EXERCISE DIRECTIONS:
Count lines, not occurrences: give the number of lines holding the word "name", and nothing besides.

— BEGIN STORED RECORDS —

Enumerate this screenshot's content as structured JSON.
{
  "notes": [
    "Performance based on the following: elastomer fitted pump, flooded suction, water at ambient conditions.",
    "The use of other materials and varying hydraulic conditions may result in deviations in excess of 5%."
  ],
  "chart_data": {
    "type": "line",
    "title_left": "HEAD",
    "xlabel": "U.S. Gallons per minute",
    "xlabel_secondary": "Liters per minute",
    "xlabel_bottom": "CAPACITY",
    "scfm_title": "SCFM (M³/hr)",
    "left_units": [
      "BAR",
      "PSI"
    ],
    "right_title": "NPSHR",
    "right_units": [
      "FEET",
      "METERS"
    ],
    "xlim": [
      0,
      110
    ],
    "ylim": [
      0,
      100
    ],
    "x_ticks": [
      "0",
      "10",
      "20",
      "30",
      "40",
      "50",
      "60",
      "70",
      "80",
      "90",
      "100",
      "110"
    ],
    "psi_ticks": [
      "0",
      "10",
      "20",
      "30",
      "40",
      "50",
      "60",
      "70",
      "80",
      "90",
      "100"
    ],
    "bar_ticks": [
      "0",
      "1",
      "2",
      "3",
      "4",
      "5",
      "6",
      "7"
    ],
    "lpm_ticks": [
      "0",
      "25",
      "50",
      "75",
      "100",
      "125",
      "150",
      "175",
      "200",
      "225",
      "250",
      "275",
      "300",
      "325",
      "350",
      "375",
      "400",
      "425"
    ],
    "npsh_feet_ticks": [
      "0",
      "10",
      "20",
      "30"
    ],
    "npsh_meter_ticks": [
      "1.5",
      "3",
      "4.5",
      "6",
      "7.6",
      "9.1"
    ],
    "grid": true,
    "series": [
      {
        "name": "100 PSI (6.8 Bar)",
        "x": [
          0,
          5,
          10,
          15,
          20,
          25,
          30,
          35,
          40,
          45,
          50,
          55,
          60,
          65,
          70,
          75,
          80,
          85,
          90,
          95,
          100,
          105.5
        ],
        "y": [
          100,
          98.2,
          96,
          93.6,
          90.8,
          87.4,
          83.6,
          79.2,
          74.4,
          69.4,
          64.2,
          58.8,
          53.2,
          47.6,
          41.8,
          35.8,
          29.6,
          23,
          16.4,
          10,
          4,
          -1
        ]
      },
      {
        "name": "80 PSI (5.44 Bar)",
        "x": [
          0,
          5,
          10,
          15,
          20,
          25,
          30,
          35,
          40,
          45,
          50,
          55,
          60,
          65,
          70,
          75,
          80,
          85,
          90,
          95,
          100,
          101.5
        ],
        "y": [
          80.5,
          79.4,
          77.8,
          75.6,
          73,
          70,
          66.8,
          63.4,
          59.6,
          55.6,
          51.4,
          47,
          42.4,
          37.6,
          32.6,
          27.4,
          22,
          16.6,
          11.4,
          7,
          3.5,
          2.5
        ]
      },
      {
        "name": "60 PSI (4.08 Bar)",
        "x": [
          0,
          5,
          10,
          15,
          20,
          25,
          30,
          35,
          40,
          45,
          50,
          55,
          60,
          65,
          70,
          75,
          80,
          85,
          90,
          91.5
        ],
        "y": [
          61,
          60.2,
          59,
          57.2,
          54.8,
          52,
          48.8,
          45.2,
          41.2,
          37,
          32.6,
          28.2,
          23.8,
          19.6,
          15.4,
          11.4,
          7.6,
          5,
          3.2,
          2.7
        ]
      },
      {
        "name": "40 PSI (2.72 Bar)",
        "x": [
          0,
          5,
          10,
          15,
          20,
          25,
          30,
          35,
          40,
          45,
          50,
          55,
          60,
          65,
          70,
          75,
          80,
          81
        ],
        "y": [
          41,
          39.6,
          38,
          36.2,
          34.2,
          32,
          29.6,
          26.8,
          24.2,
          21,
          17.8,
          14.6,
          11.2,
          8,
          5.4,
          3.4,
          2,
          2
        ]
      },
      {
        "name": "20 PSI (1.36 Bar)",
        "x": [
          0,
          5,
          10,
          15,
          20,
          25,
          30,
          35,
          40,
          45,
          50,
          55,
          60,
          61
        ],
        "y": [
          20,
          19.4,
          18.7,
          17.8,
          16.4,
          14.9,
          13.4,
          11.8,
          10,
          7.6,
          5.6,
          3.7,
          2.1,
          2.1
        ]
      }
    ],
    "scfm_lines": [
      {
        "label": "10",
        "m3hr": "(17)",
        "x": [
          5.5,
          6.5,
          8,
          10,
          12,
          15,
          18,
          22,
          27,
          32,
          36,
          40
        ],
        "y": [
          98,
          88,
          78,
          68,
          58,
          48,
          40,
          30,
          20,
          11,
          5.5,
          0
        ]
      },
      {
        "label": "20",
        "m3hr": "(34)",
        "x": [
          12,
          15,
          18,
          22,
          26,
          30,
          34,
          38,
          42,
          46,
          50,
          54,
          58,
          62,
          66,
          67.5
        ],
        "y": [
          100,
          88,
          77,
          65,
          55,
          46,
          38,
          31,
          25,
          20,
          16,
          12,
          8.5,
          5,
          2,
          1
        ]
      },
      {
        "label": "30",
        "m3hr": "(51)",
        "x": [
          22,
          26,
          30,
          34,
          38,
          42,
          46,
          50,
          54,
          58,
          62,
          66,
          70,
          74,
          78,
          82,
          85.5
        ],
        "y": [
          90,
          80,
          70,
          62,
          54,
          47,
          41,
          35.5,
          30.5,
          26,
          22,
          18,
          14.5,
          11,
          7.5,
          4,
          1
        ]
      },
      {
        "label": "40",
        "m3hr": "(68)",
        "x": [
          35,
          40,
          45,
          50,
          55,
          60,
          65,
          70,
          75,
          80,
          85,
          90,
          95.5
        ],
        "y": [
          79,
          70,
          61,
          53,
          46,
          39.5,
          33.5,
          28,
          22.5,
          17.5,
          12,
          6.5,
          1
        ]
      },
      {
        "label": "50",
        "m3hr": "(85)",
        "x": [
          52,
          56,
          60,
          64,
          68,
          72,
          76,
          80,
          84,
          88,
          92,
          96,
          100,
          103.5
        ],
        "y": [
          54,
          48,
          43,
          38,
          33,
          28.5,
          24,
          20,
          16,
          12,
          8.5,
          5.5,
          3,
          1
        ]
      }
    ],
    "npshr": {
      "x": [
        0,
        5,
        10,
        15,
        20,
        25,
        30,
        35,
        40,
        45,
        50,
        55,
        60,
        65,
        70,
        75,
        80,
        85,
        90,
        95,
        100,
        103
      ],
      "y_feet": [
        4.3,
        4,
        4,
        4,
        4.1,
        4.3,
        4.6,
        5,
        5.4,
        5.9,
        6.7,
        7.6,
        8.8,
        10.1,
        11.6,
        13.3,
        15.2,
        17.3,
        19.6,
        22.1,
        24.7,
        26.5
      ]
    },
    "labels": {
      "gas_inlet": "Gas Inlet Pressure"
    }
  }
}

— END STORED RECORDS —
— BEGIN STORED RECORDS —

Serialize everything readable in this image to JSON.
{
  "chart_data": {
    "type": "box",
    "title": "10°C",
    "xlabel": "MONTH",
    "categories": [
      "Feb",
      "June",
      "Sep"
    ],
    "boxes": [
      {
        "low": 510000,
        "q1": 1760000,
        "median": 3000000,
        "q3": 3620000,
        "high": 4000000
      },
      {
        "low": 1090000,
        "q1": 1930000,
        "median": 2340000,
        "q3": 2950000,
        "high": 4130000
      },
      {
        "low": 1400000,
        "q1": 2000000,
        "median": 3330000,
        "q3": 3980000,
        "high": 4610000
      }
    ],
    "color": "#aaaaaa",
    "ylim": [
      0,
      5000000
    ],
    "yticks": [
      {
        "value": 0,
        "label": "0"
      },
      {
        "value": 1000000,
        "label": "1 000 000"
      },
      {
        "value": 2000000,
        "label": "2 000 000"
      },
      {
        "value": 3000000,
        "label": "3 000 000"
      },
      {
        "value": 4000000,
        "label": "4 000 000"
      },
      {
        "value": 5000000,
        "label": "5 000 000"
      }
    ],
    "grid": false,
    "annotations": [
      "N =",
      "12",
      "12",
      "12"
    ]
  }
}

— END STORED RECORDS —
— BEGIN STORED RECORDS —

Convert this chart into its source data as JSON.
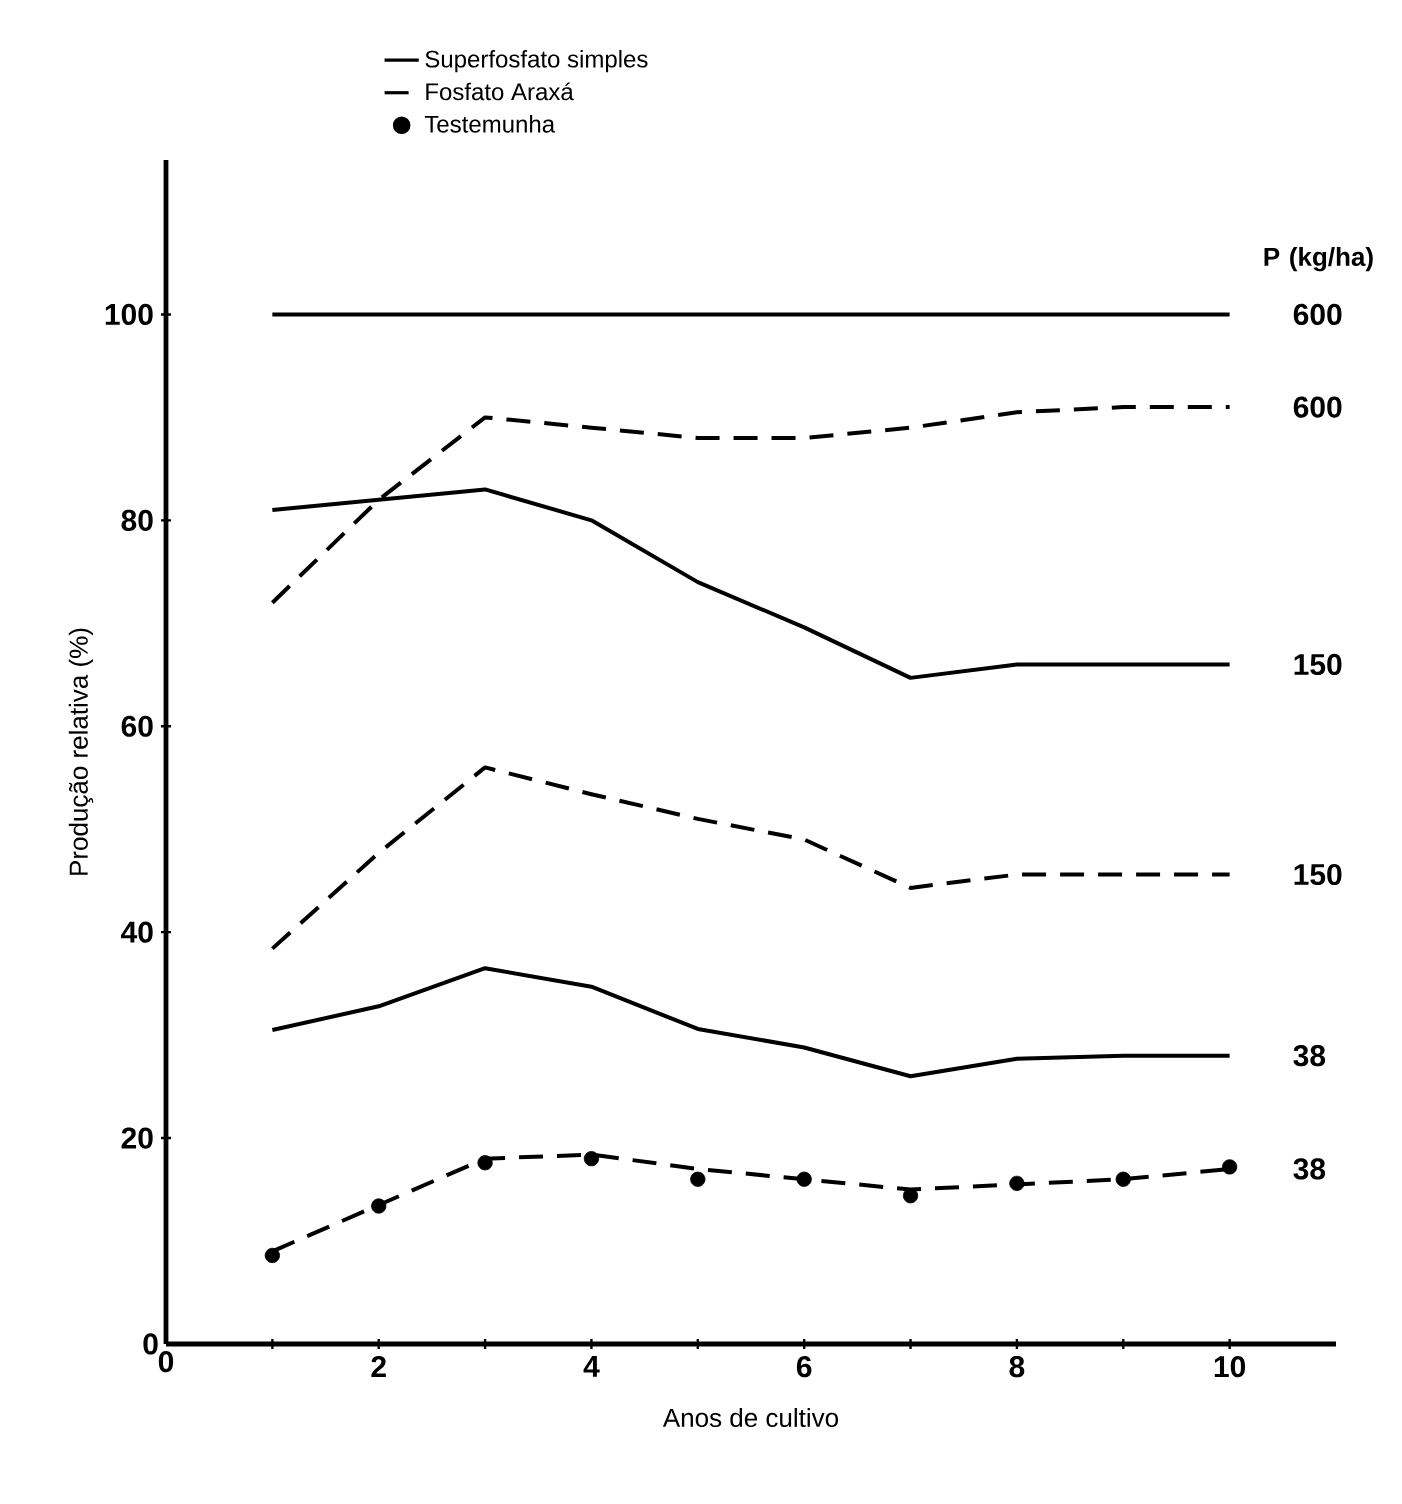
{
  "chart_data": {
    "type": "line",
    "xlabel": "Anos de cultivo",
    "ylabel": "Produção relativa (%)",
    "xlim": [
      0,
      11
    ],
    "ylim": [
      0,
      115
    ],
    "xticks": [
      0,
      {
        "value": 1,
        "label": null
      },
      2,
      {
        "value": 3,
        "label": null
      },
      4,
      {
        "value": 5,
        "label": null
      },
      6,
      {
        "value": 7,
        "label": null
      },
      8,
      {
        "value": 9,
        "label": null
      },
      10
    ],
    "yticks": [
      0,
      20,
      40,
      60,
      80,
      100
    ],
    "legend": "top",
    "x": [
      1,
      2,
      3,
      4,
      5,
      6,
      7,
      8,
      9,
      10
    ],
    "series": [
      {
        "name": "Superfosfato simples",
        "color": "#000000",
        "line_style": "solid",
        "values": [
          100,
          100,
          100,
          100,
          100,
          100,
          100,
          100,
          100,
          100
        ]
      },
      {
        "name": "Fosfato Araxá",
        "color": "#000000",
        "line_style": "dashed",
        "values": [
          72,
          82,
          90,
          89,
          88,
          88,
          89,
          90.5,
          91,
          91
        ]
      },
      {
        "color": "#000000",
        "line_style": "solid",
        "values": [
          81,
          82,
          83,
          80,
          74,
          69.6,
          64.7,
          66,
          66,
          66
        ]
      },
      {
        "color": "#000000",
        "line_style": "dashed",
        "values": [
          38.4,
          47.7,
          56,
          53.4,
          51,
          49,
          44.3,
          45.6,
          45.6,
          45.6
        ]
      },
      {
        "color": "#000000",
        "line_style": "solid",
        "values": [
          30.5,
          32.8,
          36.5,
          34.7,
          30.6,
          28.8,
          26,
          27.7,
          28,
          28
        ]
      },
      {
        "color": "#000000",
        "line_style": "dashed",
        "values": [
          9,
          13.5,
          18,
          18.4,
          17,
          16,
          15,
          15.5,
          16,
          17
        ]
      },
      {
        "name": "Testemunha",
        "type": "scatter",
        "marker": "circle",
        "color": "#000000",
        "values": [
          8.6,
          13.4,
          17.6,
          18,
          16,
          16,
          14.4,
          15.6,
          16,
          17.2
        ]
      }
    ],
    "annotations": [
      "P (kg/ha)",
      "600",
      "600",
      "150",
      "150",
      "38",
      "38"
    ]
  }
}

— END STORED RECORDS —

RESPONSE TO THE TASK:
8